══ PASSAGE GIVEN

Revert "[Performance] Performance improvements in non-blockwise fp8 CUTLASS MoE (#20762) (#21334)

Signed-off-by: Ming Yang <minos.future@gmail.com>
2025-07-21 21:49:01 -07:00
parent 90f1e55421
commit e7b2042681
6 changed files with 38 additions and 174 deletions
--- a/tests/kernels/moe/test_pplx_cutlass_moe.py
+++ b/tests/kernels/moe/test_pplx_cutlass_moe.py
@@ -75,7 +75,6 @@ def pplx_cutlass_moe(
    assert torch.cuda.current_device() == pgi.local_rank

    num_tokens, hidden_dim = a.shape
-    intermediate_dim = w2.shape[2]
    num_experts = w1.shape[0]
    block_size = hidden_dim  # TODO support more cases
    device = pgi.device
@@ -124,31 +123,10 @@ def pplx_cutlass_moe(
        num_local_experts=num_local_experts,
        num_dispatchers=num_dispatchers)

-    ab_strides1 = torch.full((num_local_experts, ),
-                             hidden_dim,
-                             device="cuda",
-                             dtype=torch.int64)
-    ab_strides2 = torch.full((num_local_experts, ),
-                             intermediate_dim,
-                             device="cuda",
-                             dtype=torch.int64)
-    c_strides1 = torch.full((num_local_experts, ),
-                            2 * intermediate_dim,
-                            device="cuda",
-                            dtype=torch.int64)
-    c_strides2 = torch.full((num_local_experts, ),
-                            hidden_dim,
-                            device="cuda",
-                            dtype=torch.int64)
-
    experts = CutlassExpertsFp8(num_local_experts,
                                out_dtype,
                                per_act_token,
                                per_out_ch,
-                                ab_strides1,
-                                ab_strides2,
-                                c_strides1,
-                                c_strides2,
                                num_dispatchers=num_dispatchers,
                                use_batched_format=True)

════
══ COLLECTED MATERIAL

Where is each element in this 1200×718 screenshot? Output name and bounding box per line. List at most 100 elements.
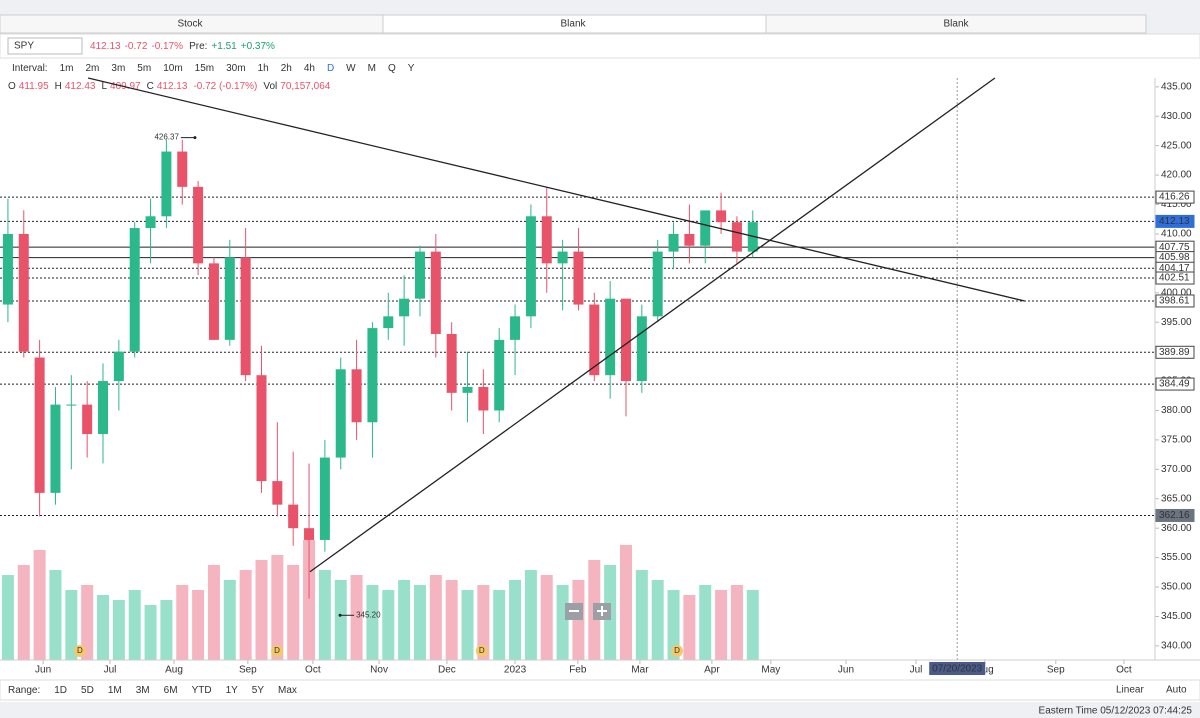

════

SET OF TASKS
**1)** Transcribe the commit diff from "num_tokens, hidden_dim = a.shape" up to and including "num_dispatchers=num_dispatchers)".
**2)** In the commit diff, name every stride tensor that is deleted from the function pplx_cutlass_moe.

ANSWERS TO THE EXERCISES
**1)**
num_tokens, hidden_dim = a.shape
-    intermediate_dim = w2.shape[2]
    num_experts = w1.shape[0]
    block_size = hidden_dim  # TODO support more cases
    device = pgi.device
@@ -124,31 +123,10 @@ def pplx_cutlass_moe(
        num_local_experts=num_local_experts,
        num_dispatchers=num_dispatchers)

**2)** ab_strides1, ab_strides2, c_strides1, c_strides2